== AIM ==
Output the material beneath exactly, leaving nothing out.
----- INPUT ROWS
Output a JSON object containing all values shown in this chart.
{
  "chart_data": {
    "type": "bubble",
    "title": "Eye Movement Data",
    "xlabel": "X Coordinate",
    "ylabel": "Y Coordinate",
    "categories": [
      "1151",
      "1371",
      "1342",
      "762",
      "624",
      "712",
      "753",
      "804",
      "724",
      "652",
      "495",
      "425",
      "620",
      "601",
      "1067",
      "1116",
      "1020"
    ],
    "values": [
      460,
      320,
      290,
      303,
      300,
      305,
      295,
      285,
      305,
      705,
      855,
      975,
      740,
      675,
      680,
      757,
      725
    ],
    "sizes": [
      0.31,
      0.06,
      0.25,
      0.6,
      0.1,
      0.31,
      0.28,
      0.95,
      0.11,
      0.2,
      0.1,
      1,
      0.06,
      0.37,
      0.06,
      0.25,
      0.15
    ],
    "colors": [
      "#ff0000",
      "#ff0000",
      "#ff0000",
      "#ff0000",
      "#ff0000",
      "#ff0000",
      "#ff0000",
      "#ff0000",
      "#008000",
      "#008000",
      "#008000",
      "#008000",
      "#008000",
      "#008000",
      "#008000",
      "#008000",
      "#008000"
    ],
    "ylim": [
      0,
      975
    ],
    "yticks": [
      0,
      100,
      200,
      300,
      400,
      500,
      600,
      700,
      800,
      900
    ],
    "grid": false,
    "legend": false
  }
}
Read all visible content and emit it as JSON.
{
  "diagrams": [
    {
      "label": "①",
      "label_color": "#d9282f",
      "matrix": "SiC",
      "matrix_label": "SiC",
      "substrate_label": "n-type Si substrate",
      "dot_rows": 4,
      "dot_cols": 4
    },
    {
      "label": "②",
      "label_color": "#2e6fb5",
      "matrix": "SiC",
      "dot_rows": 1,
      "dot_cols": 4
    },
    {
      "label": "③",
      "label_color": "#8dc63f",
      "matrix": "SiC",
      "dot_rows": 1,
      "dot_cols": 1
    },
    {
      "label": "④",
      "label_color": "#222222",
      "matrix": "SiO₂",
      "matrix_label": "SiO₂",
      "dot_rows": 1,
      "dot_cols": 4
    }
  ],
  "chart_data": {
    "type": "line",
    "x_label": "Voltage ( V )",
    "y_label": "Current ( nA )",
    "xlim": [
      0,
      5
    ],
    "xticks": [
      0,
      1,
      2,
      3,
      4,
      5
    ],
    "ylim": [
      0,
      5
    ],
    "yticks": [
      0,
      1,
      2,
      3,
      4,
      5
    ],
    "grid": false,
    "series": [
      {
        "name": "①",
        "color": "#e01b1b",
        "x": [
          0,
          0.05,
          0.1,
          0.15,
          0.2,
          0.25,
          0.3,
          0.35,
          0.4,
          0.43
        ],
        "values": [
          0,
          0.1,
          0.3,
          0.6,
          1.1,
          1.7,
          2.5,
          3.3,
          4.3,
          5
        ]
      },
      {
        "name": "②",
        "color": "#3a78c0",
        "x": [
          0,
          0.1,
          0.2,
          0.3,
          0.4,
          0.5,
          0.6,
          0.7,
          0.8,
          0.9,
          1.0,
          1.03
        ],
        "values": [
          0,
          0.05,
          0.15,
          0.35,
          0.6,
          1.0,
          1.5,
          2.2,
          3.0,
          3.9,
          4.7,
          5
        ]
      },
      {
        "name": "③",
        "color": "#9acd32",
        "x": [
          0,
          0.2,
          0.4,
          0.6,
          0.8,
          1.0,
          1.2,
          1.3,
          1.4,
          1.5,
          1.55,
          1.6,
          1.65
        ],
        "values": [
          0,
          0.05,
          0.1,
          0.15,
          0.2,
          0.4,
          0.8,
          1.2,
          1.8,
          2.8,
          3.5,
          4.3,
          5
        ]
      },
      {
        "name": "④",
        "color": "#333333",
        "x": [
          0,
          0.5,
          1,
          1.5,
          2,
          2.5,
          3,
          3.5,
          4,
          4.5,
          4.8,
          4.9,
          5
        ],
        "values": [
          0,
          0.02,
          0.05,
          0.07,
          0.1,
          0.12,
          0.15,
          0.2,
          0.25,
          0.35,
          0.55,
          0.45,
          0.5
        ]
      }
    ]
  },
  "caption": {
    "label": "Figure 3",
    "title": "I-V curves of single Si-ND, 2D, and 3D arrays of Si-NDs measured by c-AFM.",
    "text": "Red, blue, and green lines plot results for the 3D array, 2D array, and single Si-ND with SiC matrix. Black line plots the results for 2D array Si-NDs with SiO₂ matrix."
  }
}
----------
== EXERCISE SOLUTION ==
Output a JSON object containing all values shown in this chart.
{
  "chart_data": {
    "type": "bubble",
    "title": "Eye Movement Data",
    "xlabel": "X Coordinate",
    "ylabel": "Y Coordinate",
    "categories": [
      "1151",
      "1371",
      "1342",
      "762",
      "624",
      "712",
      "753",
      "804",
      "724",
      "652",
      "495",
      "425",
      "620",
      "601",
      "1067",
      "1116",
      "1020"
    ],
    "values": [
      460,
      320,
      290,
      303,
      300,
      305,
      295,
      285,
      305,
      705,
      855,
      975,
      740,
      675,
      680,
      757,
      725
    ],
    "sizes": [
      0.31,
      0.06,
      0.25,
      0.6,
      0.1,
      0.31,
      0.28,
      0.95,
      0.11,
      0.2,
      0.1,
      1,
      0.06,
      0.37,
      0.06,
      0.25,
      0.15
    ],
    "colors": [
      "#ff0000",
      "#ff0000",
      "#ff0000",
      "#ff0000",
      "#ff0000",
      "#ff0000",
      "#ff0000",
      "#ff0000",
      "#008000",
      "#008000",
      "#008000",
      "#008000",
      "#008000",
      "#008000",
      "#008000",
      "#008000",
      "#008000"
    ],
    "ylim": [
      0,
      975
    ],
    "yticks": [
      0,
      100,
      200,
      300,
      400,
      500,
      600,
      700,
      800,
      900
    ],
    "grid": false,
    "legend": false
  }
}
Read all visible content and emit it as JSON.
{
  "diagrams": [
    {
      "label": "①",
      "label_color": "#d9282f",
      "matrix": "SiC",
      "matrix_label": "SiC",
      "substrate_label": "n-type Si substrate",
      "dot_rows": 4,
      "dot_cols": 4
    },
    {
      "label": "②",
      "label_color": "#2e6fb5",
      "matrix": "SiC",
      "dot_rows": 1,
      "dot_cols": 4
    },
    {
      "label": "③",
      "label_color": "#8dc63f",
      "matrix": "SiC",
      "dot_rows": 1,
      "dot_cols": 1
    },
    {
      "label": "④",
      "label_color": "#222222",
      "matrix": "SiO₂",
      "matrix_label": "SiO₂",
      "dot_rows": 1,
      "dot_cols": 4
    }
  ],
  "chart_data": {
    "type": "line",
    "x_label": "Voltage ( V )",
    "y_label": "Current ( nA )",
    "xlim": [
      0,
      5
    ],
    "xticks": [
      0,
      1,
      2,
      3,
      4,
      5
    ],
    "ylim": [
      0,
      5
    ],
    "yticks": [
      0,
      1,
      2,
      3,
      4,
      5
    ],
    "grid": false,
    "series": [
      {
        "name": "①",
        "color": "#e01b1b",
        "x": [
          0,
          0.05,
          0.1,
          0.15,
          0.2,
          0.25,
          0.3,
          0.35,
          0.4,
          0.43
        ],
        "values": [
          0,
          0.1,
          0.3,
          0.6,
          1.1,
          1.7,
          2.5,
          3.3,
          4.3,
          5
        ]
      },
      {
        "name": "②",
        "color": "#3a78c0",
        "x": [
          0,
          0.1,
          0.2,
          0.3,
          0.4,
          0.5,
          0.6,
          0.7,
          0.8,
          0.9,
          1.0,
          1.03
        ],
        "values": [
          0,
          0.05,
          0.15,
          0.35,
          0.6,
          1.0,
          1.5,
          2.2,
          3.0,
          3.9,
          4.7,
          5
        ]
      },
      {
        "name": "③",
        "color": "#9acd32",
        "x": [
          0,
          0.2,
          0.4,
          0.6,
          0.8,
          1.0,
          1.2,
          1.3,
          1.4,
          1.5,
          1.55,
          1.6,
          1.65
        ],
        "values": [
          0,
          0.05,
          0.1,
          0.15,
          0.2,
          0.4,
          0.8,
          1.2,
          1.8,
          2.8,
          3.5,
          4.3,
          5
        ]
      },
      {
        "name": "④",
        "color": "#333333",
        "x": [
          0,
          0.5,
          1,
          1.5,
          2,
          2.5,
          3,
          3.5,
          4,
          4.5,
          4.8,
          4.9,
          5
        ],
        "values": [
          0,
          0.02,
          0.05,
          0.07,
          0.1,
          0.12,
          0.15,
          0.2,
          0.25,
          0.35,
          0.55,
          0.45,
          0.5
        ]
      }
    ]
  },
  "caption": {
    "label": "Figure 3",
    "title": "I-V curves of single Si-ND, 2D, and 3D arrays of Si-NDs measured by c-AFM.",
    "text": "Red, blue, and green lines plot results for the 3D array, 2D array, and single Si-ND with SiC matrix. Black line plots the results for 2D array Si-NDs with SiO₂ matrix."
  }
}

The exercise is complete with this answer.